Task to carry out ->
Output all entries precisely and leave out the pictures.

Excerpted records ->
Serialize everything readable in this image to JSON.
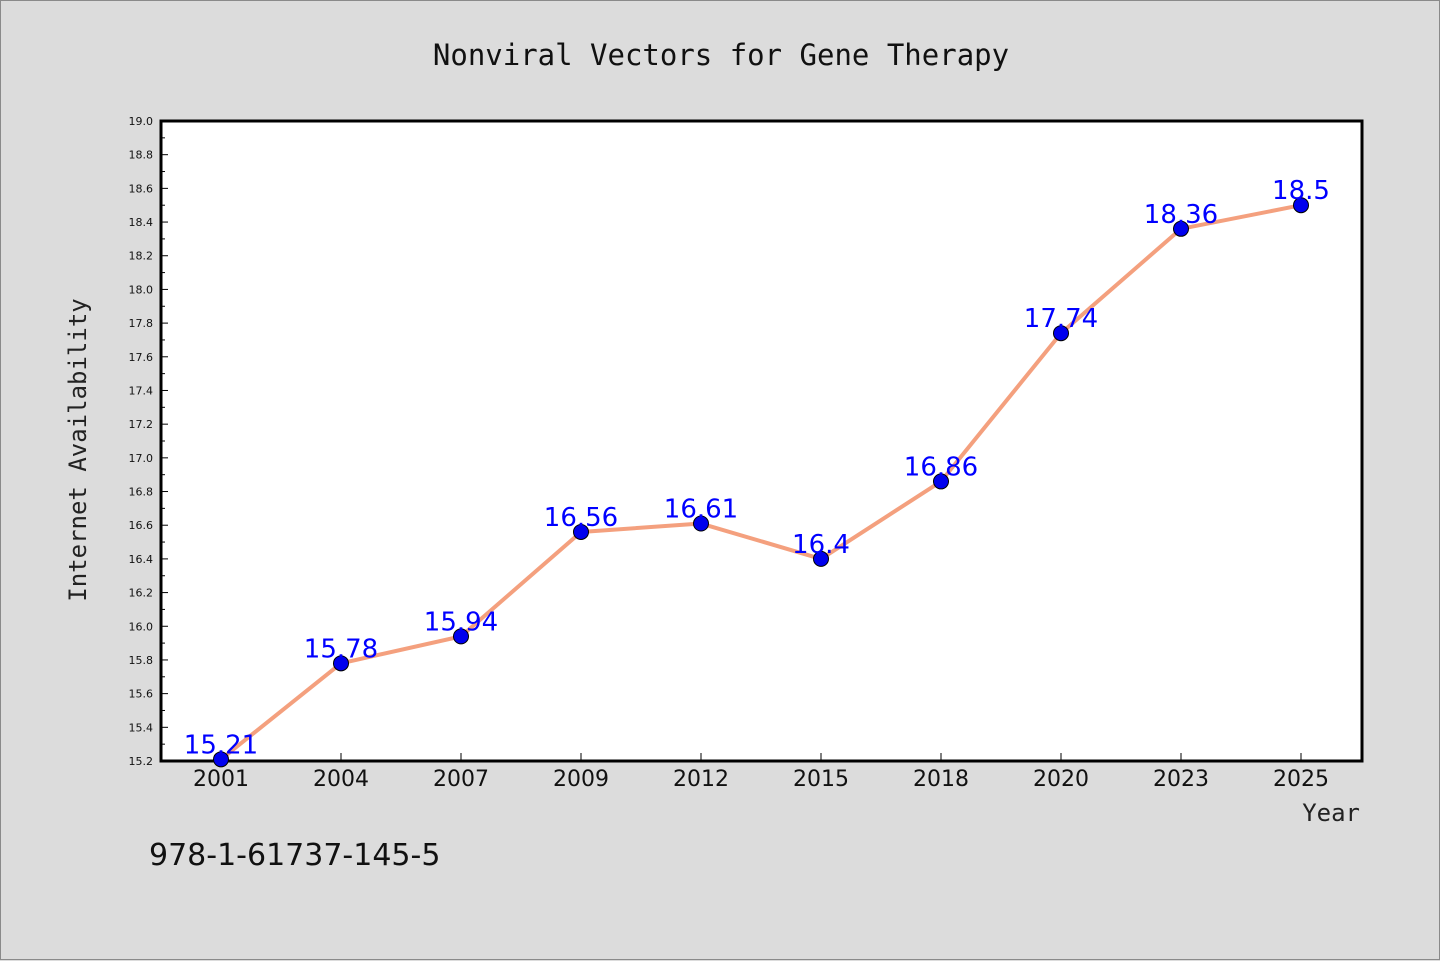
{
  "chart_data": {
    "type": "line",
    "title": "Nonviral Vectors for Gene Therapy",
    "xlabel": "Year",
    "ylabel": "Internet Availability",
    "categories": [
      "2001",
      "2004",
      "2007",
      "2009",
      "2012",
      "2015",
      "2018",
      "2020",
      "2023",
      "2025"
    ],
    "series": [
      {
        "values": [
          15.21,
          15.78,
          15.94,
          16.56,
          16.61,
          16.4,
          16.86,
          17.74,
          18.36,
          18.5
        ]
      }
    ],
    "data_labels": [
      "15.21",
      "15.78",
      "15.94",
      "16.56",
      "16.61",
      "16.4",
      "16.86",
      "17.74",
      "18.36",
      "18.5"
    ],
    "ylim": [
      15.2,
      19.0
    ],
    "yticks": [
      "15.2",
      "15.4",
      "15.6",
      "15.8",
      "16.0",
      "16.2",
      "16.4",
      "16.6",
      "16.8",
      "17.0",
      "17.2",
      "17.4",
      "17.6",
      "17.8",
      "18.0",
      "18.2",
      "18.4",
      "18.6",
      "18.8",
      "19.0"
    ],
    "grid": false,
    "legend": "none",
    "line_color": "#f4a07e",
    "marker_color": "#0000ee",
    "label_color": "#0000ff",
    "annotation": "978-1-61737-145-5"
  }
}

Task result ->
Serialize everything readable in this image to JSON.
{
  "chart_data": {
    "type": "line",
    "title": "Nonviral Vectors for Gene Therapy",
    "xlabel": "Year",
    "ylabel": "Internet Availability",
    "categories": [
      "2001",
      "2004",
      "2007",
      "2009",
      "2012",
      "2015",
      "2018",
      "2020",
      "2023",
      "2025"
    ],
    "series": [
      {
        "values": [
          15.21,
          15.78,
          15.94,
          16.56,
          16.61,
          16.4,
          16.86,
          17.74,
          18.36,
          18.5
        ]
      }
    ],
    "data_labels": [
      "15.21",
      "15.78",
      "15.94",
      "16.56",
      "16.61",
      "16.4",
      "16.86",
      "17.74",
      "18.36",
      "18.5"
    ],
    "ylim": [
      15.2,
      19.0
    ],
    "yticks": [
      "15.2",
      "15.4",
      "15.6",
      "15.8",
      "16.0",
      "16.2",
      "16.4",
      "16.6",
      "16.8",
      "17.0",
      "17.2",
      "17.4",
      "17.6",
      "17.8",
      "18.0",
      "18.2",
      "18.4",
      "18.6",
      "18.8",
      "19.0"
    ],
    "grid": false,
    "legend": "none",
    "line_color": "#f4a07e",
    "marker_color": "#0000ee",
    "label_color": "#0000ff",
    "annotation": "978-1-61737-145-5"
  }
}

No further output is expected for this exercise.